» Supplied data:
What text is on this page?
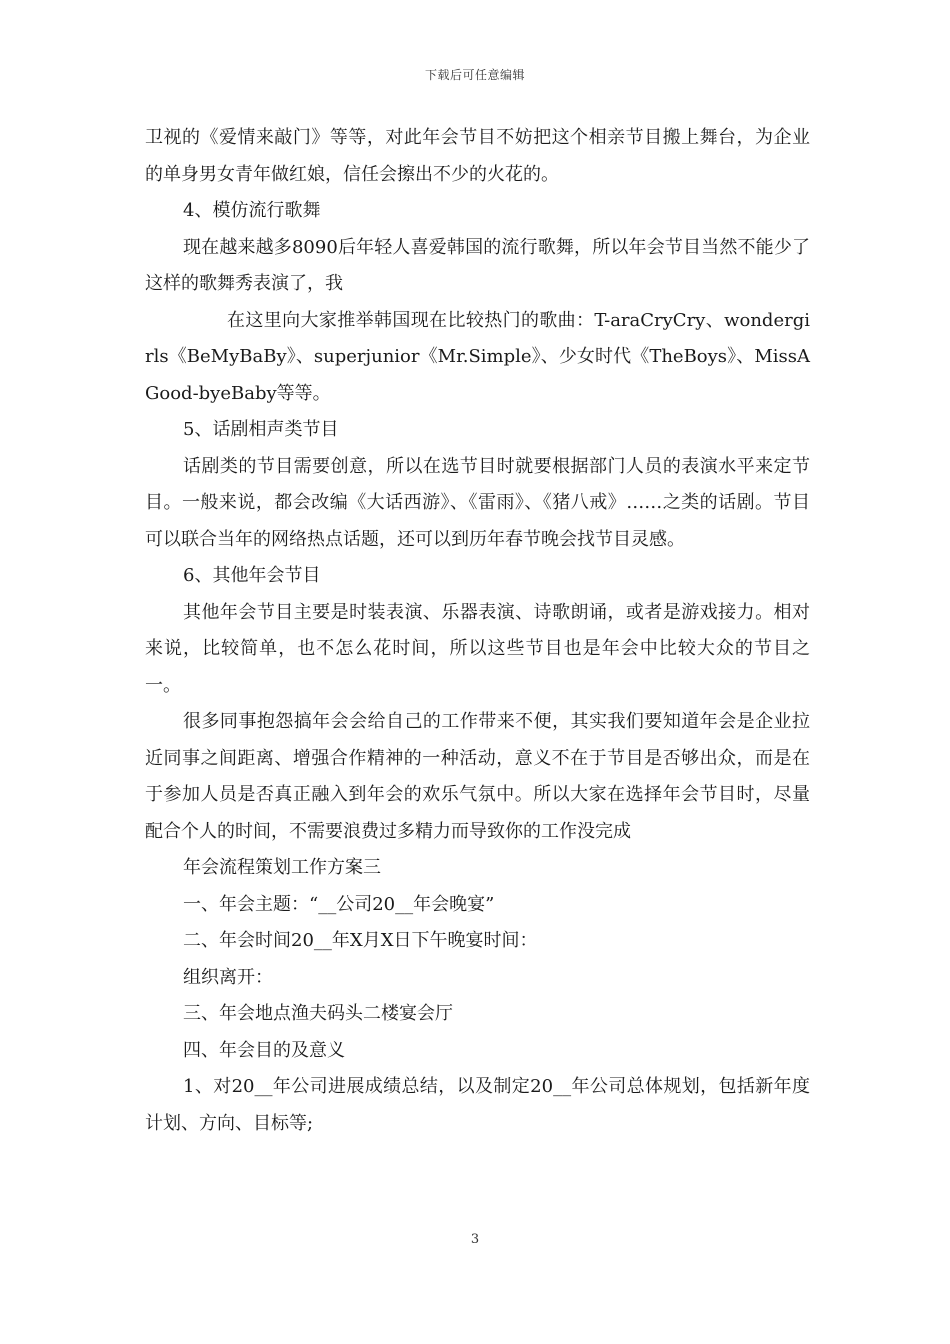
下载后可任意编辑

卫视的《爱情来敲门》等等，对此年会节目不妨把这个相亲节目搬上舞台，为企业的单身男女青年做红娘，信任会擦出不少的火花的。

4、模仿流行歌舞

现在越来越多8090后年轻人喜爱韩国的流行歌舞，所以年会节目当然不能少了这样的歌舞秀表演了，我

在这里向大家推举韩国现在比较热门的歌曲：T-araCryCry、wondergirls《BeMyBaBy》、superjunior《Mr.Simple》、少女时代《TheBoys》、MissAGood-byeBaby等等。

5、话剧相声类节目

话剧类的节目需要创意，所以在选节目时就要根据部门人员的表演水平来定节目。一般来说，都会改编《大话西游》、《雷雨》、《猪八戒》……之类的话剧。节目可以联合当年的网络热点话题，还可以到历年春节晚会找节目灵感。

6、其他年会节目

其他年会节目主要是时装表演、乐器表演、诗歌朗诵，或者是游戏接力。相对来说，比较简单，也不怎么花时间，所以这些节目也是年会中比较大众的节目之一。

很多同事抱怨搞年会会给自己的工作带来不便，其实我们要知道年会是企业拉近同事之间距离、增强合作精神的一种活动，意义不在于节目是否够出众，而是在于参加人员是否真正融入到年会的欢乐气氛中。所以大家在选择年会节目时，尽量配合个人的时间，不需要浪费过多精力而导致你的工作没完成

年会流程策划工作方案三

一、年会主题：“__公司20__年会晚宴”

二、年会时间20__年X月X日下午晚宴时间：

组织离开：

三、年会地点渔夫码头二楼宴会厅

四、年会目的及意义

1、对20__年公司进展成绩总结，以及制定20__年公司总体规划，包括新年度计划、方向、目标等;

3
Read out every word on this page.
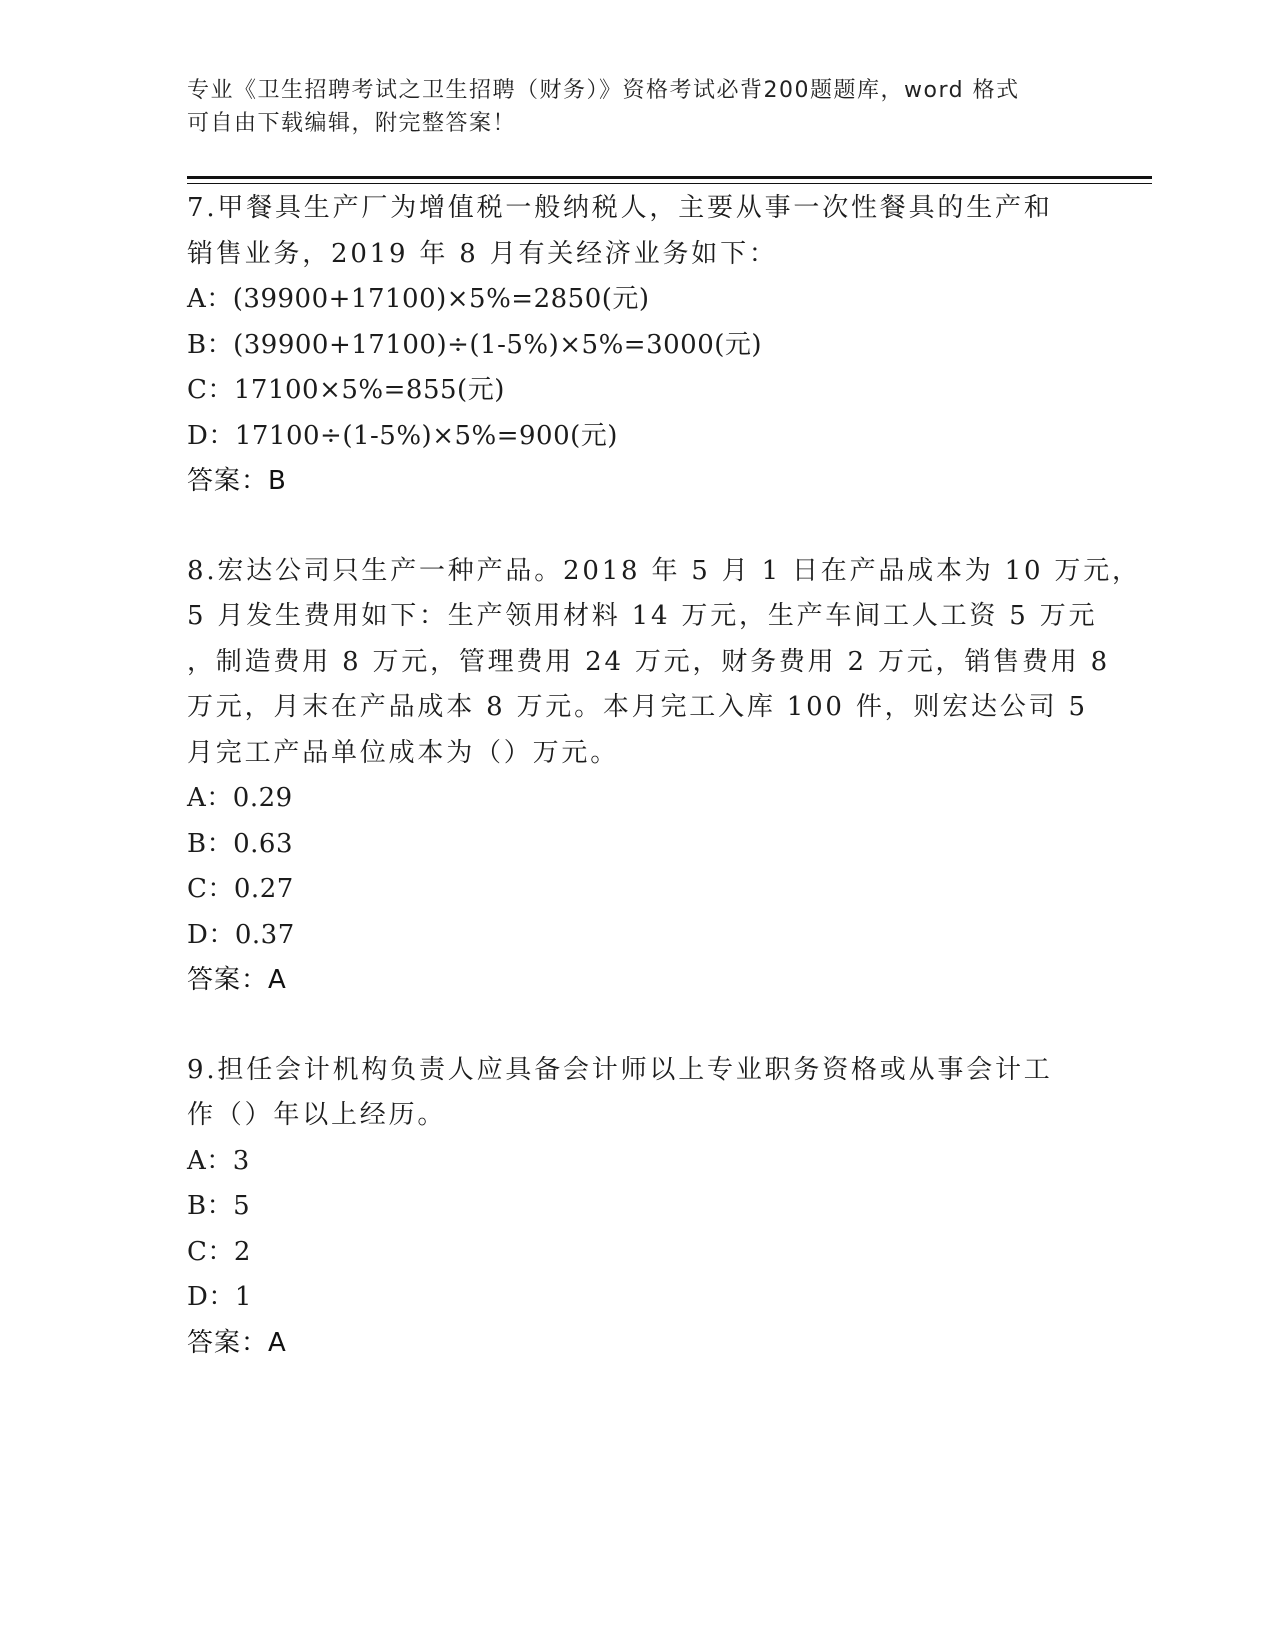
专业《卫生招聘考试之卫生招聘（财务）》资格考试必背200题题库，word 格式
可自由下载编辑，附完整答案！
7.甲餐具生产厂为增值税一般纳税人，主要从事一次性餐具的生产和
销售业务，2019 年 8 月有关经济业务如下：
A：(39900+17100)×5%=2850(元)
B：(39900+17100)÷(1-5%)×5%=3000(元)
C：17100×5%=855(元)
D：17100÷(1-5%)×5%=900(元)
答案：B
8.宏达公司只生产一种产品。2018 年 5 月 1 日在产品成本为 10 万元，
5 月发生费用如下：生产领用材料 14 万元，生产车间工人工资 5 万元
，制造费用 8 万元，管理费用 24 万元，财务费用 2 万元，销售费用 8
万元，月末在产品成本 8 万元。本月完工入库 100 件，则宏达公司 5
月完工产品单位成本为（）万元。
A：0.29
B：0.63
C：0.27
D：0.37
答案：A
9.担任会计机构负责人应具备会计师以上专业职务资格或从事会计工
作（）年以上经历。
A：3
B：5
C：2
D：1
答案：A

» Task description:
Repeat the listing in full and exactly. Do not include any images.

» Exercise answer:
What text is on this page?
下载后可任意编辑

卫视的《爱情来敲门》等等，对此年会节目不妨把这个相亲节目搬上舞台，为企业的单身男女青年做红娘，信任会擦出不少的火花的。

4、模仿流行歌舞

现在越来越多8090后年轻人喜爱韩国的流行歌舞，所以年会节目当然不能少了这样的歌舞秀表演了，我

在这里向大家推举韩国现在比较热门的歌曲：T-araCryCry、wondergirls《BeMyBaBy》、superjunior《Mr.Simple》、少女时代《TheBoys》、MissAGood-byeBaby等等。

5、话剧相声类节目

话剧类的节目需要创意，所以在选节目时就要根据部门人员的表演水平来定节目。一般来说，都会改编《大话西游》、《雷雨》、《猪八戒》……之类的话剧。节目可以联合当年的网络热点话题，还可以到历年春节晚会找节目灵感。

6、其他年会节目

其他年会节目主要是时装表演、乐器表演、诗歌朗诵，或者是游戏接力。相对来说，比较简单，也不怎么花时间，所以这些节目也是年会中比较大众的节目之一。

很多同事抱怨搞年会会给自己的工作带来不便，其实我们要知道年会是企业拉近同事之间距离、增强合作精神的一种活动，意义不在于节目是否够出众，而是在于参加人员是否真正融入到年会的欢乐气氛中。所以大家在选择年会节目时，尽量配合个人的时间，不需要浪费过多精力而导致你的工作没完成

年会流程策划工作方案三

一、年会主题：“__公司20__年会晚宴”

二、年会时间20__年X月X日下午晚宴时间：

组织离开：

三、年会地点渔夫码头二楼宴会厅

四、年会目的及意义

1、对20__年公司进展成绩总结，以及制定20__年公司总体规划，包括新年度计划、方向、目标等;

3
Read out every word on this page.
专业《卫生招聘考试之卫生招聘（财务）》资格考试必背200题题库，word 格式
可自由下载编辑，附完整答案！
7.甲餐具生产厂为增值税一般纳税人，主要从事一次性餐具的生产和
销售业务，2019 年 8 月有关经济业务如下：
A：(39900+17100)×5%=2850(元)
B：(39900+17100)÷(1-5%)×5%=3000(元)
C：17100×5%=855(元)
D：17100÷(1-5%)×5%=900(元)
答案：B
8.宏达公司只生产一种产品。2018 年 5 月 1 日在产品成本为 10 万元，
5 月发生费用如下：生产领用材料 14 万元，生产车间工人工资 5 万元
，制造费用 8 万元，管理费用 24 万元，财务费用 2 万元，销售费用 8
万元，月末在产品成本 8 万元。本月完工入库 100 件，则宏达公司 5
月完工产品单位成本为（）万元。
A：0.29
B：0.63
C：0.27
D：0.37
答案：A
9.担任会计机构负责人应具备会计师以上专业职务资格或从事会计工
作（）年以上经历。
A：3
B：5
C：2
D：1
答案：A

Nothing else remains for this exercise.